═══ SUPPLIED RECORDS

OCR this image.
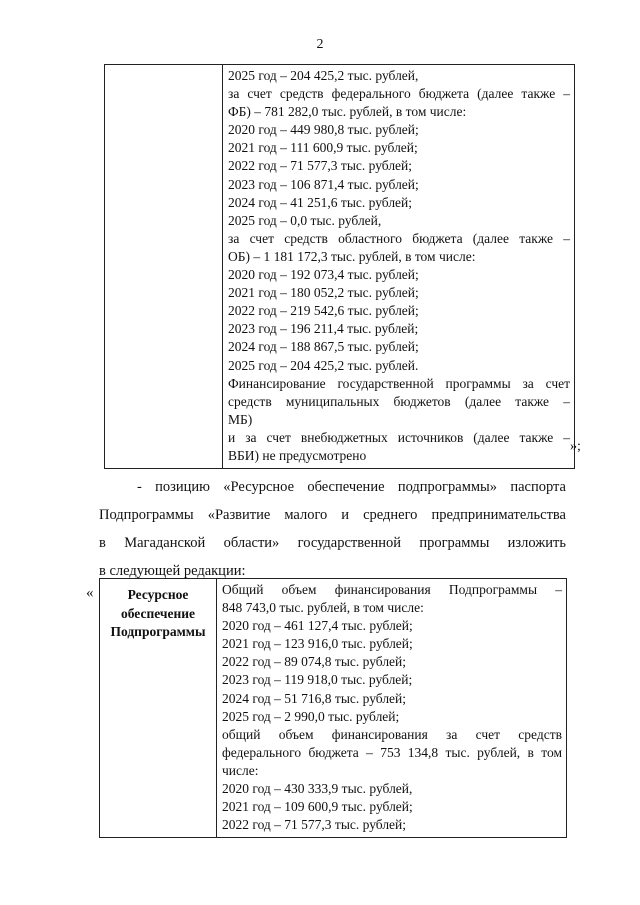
2

2025 год – 204 425,2 тыс. рублей,
за счет средств федерального бюджета (далее также –
ФБ) – 781 282,0 тыс. рублей, в том числе:
2020 год – 449 980,8 тыс. рублей;
2021 год – 111 600,9 тыс. рублей;
2022 год – 71 577,3 тыс. рублей;
2023 год – 106 871,4 тыс. рублей;
2024 год – 41 251,6 тыс. рублей;
2025 год – 0,0 тыс. рублей,
за счет средств областного бюджета (далее также –
ОБ) – 1 181 172,3 тыс. рублей, в том числе:
2020 год – 192 073,4 тыс. рублей;
2021 год – 180 052,2 тыс. рублей;
2022 год – 219 542,6 тыс. рублей;
2023 год – 196 211,4 тыс. рублей;
2024 год – 188 867,5 тыс. рублей;
2025 год – 204 425,2 тыс. рублей.
Финансирование государственной программы за счет
средств муниципальных бюджетов (далее также –
МБ)
и за счет внебюджетных источников (далее также –
ВБИ) не предусмотрено
»;
- позицию «Ресурсное обеспечение подпрограммы» паспорта
Подпрограммы «Развитие малого и среднего предпринимательства
в Магаданской области» государственной программы изложить
в следующей редакции:
«	Ресурсное обеспечение Подпрограммы

Общий объем финансирования Подпрограммы –
848 743,0 тыс. рублей, в том числе:
2020 год – 461 127,4 тыс. рублей;
2021 год – 123 916,0 тыс. рублей;
2022 год – 89 074,8 тыс. рублей;
2023 год – 119 918,0 тыс. рублей;
2024 год – 51 716,8 тыс. рублей;
2025 год – 2 990,0 тыс. рублей;
общий объем финансирования за счет средств
федерального бюджета – 753 134,8 тыс. рублей, в том
числе:
2020 год – 430 333,9 тыс. рублей,
2021 год – 109 600,9 тыс. рублей;
2022 год – 71 577,3 тыс. рублей;
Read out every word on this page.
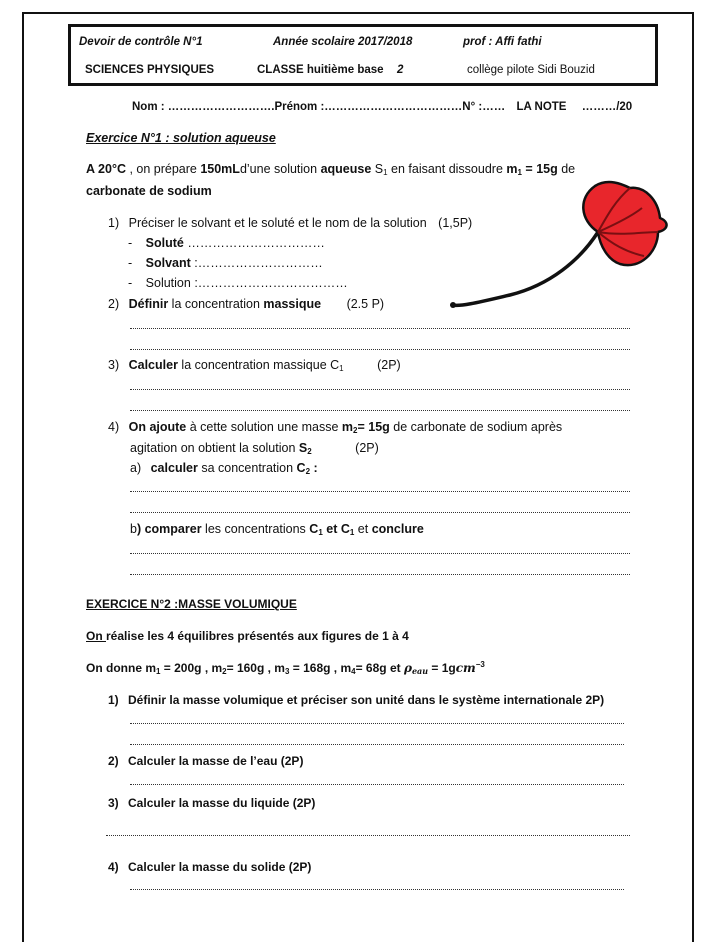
Devoir de contrôle N°1	Année scolaire 2017/2018	prof : Affi fathi
SCIENCES PHYSIQUES	CLASSE huitième base 2	collège pilote Sidi Bouzid
Nom : ……………………….Prénom :………………………………N° :…… LA NOTE ………/20
Exercice N°1 : solution aqueuse
A 20°C , on prépare 150mLd’une solution aqueuse $S_1$ en faisant dissoudre $m_1 = 15g$ de
carbonate de sodium
1) Préciser le solvant et le soluté et le nom de la solution (1,5P)
- Soluté ……………………………
- Solvant :…………………………
- Solution :………………………………
2) Définir la concentration massique (2.5 P)
3) Calculer la concentration massique $C_1$	(2P)
4) On ajoute à cette solution une masse $m_2= 15g$ de carbonate de sodium après
agitation on obtient la solution $S_2$	(2P)
a) calculer sa concentration $C_2$ :
b) comparer les concentrations $C_1$ et $C_1$ et conclure
EXERCICE N°2 :MASSE VOLUMIQUE
On réalise les 4 équilibres présentés aux figures de 1 à 4
On donne $m_1 = 200g$ , $m_2= 160g$ , $m_3 = 168g$ , $m_4= 68g$ et $\rho_{eau} = 1gcm^{-3}$
1) Définir la masse volumique et préciser son unité dans le système internationale 2P)
2) Calculer la masse de l’eau (2P)
3) Calculer la masse du liquide (2P)
4) Calculer la masse du solide (2P)
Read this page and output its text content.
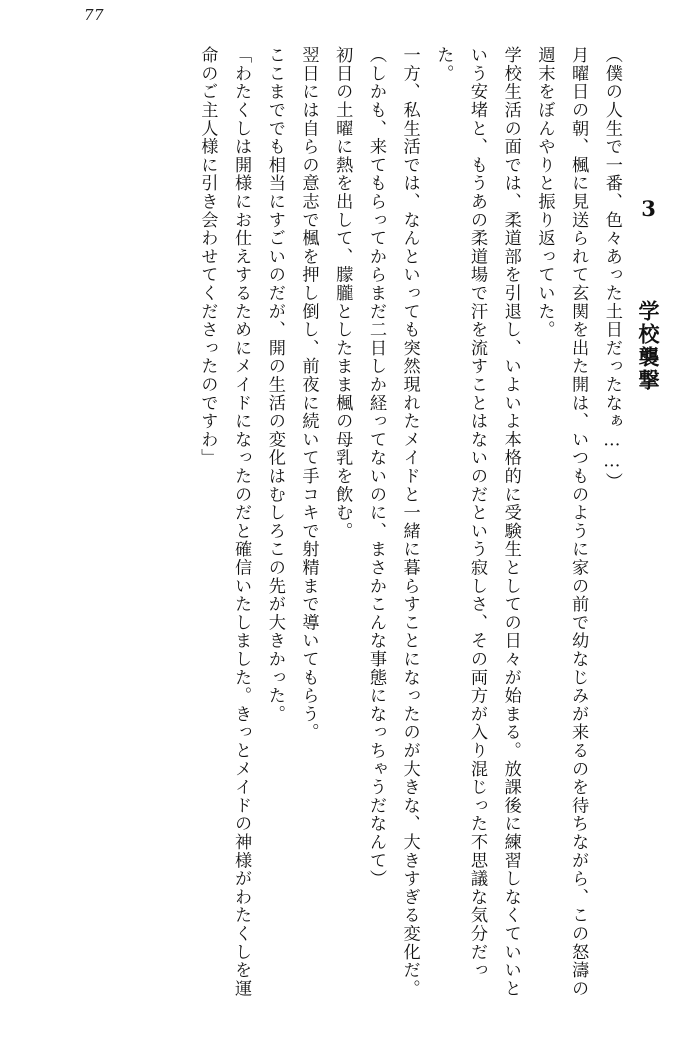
77
3 　 学校襲撃

（僕の人生で一番、色々あった土日だったなぁ……）

月曜日の朝、楓に見送られて玄関を出た開は、いつものように家の前で幼なじみが来るのを待ちながら、この怒濤の週末をぼんやりと振り返っていた。

学校生活の面では、柔道部を引退し、いよいよ本格的に受験生としての日々が始まる。放課後に練習しなくていいという安堵と、もうあの柔道場で汗を流すことはないのだという寂しさ、その両方が入り混じった不思議な気分だった。

一方、私生活では、なんといっても突然現れたメイドと一緒に暮らすことになったのが大きな、大きすぎる変化だ。

（しかも、来てもらってからまだ二日しか経ってないのに、まさかこんな事態になっちゃうだなんて）

初日の土曜に熱を出して、朦朧としたまま楓の母乳を飲む。

翌日には自らの意志で楓を押し倒し、前夜に続いて手コキで射精まで導いてもらう。

ここまででも相当にすごいのだが、開の生活の変化はむしろこの先が大きかった。

「わたくしは開様にお仕えするためにメイドになったのだと確信いたしました。きっとメイドの神様がわたくしを運命のご主人様に引き会わせてくださったのですわ」
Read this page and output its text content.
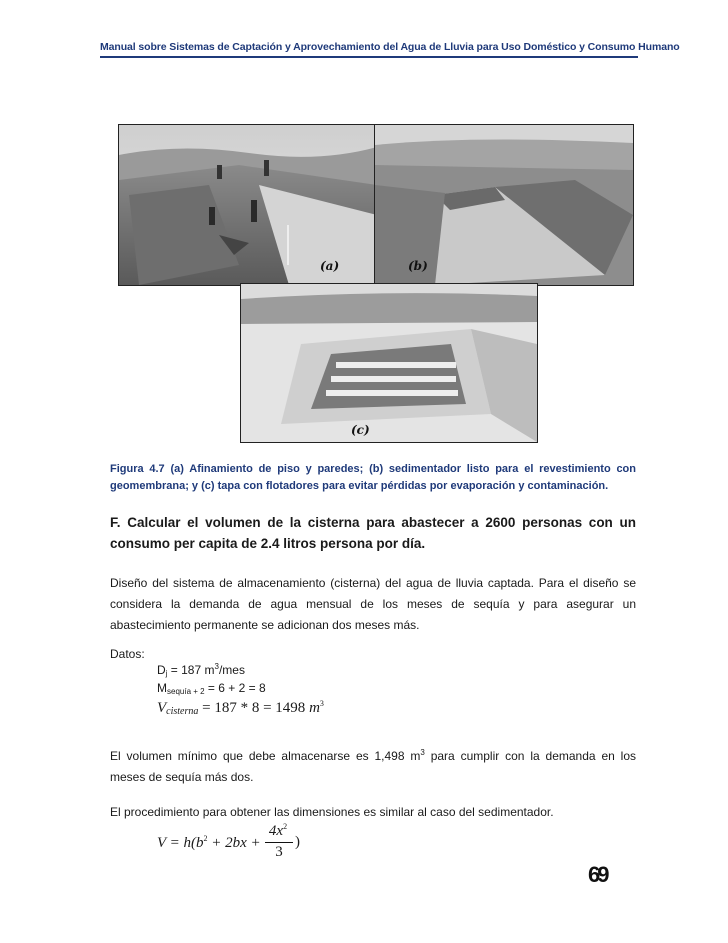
Manual sobre Sistemas de Captación y Aprovechamiento del Agua de Lluvia para Uso Doméstico y Consumo Humano
(a)	(b)
(c)
Figura 4.7 (a) Afinamiento de piso y paredes; (b) sedimentador listo para el revestimiento con geomembrana; y (c) tapa con flotadores para evitar pérdidas por evaporación y contaminación.
F. Calcular el volumen de la cisterna para abastecer a 2600 personas con un consumo per capita de 2.4 litros persona por día.
Diseño del sistema de almacenamiento (cisterna) del agua de lluvia captada. Para el diseño se considera la demanda de agua mensual de los meses de sequía y para asegurar un abastecimiento permanente se adicionan dos meses más.
Datos:
Dj = 187 $m^3$/mes
Msequía + 2 = 6 + 2 = 8
Vcisterna = 187 * 8 = 1498 $m^3$
El volumen mínimo que debe almacenarse es 1,498 $m^3$ para cumplir con la demanda en los meses de sequía más dos.
El procedimiento para obtener las dimensiones es similar al caso del sedimentador.
$V = h(b^2 + 2bx$ +
$4x^2$
3
)
69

══════

*SET PROBLEM*
Work out how many lines of the data hold the string "бюджета". Reply with that number alone.

*ANSWER FOR THE TASK*
3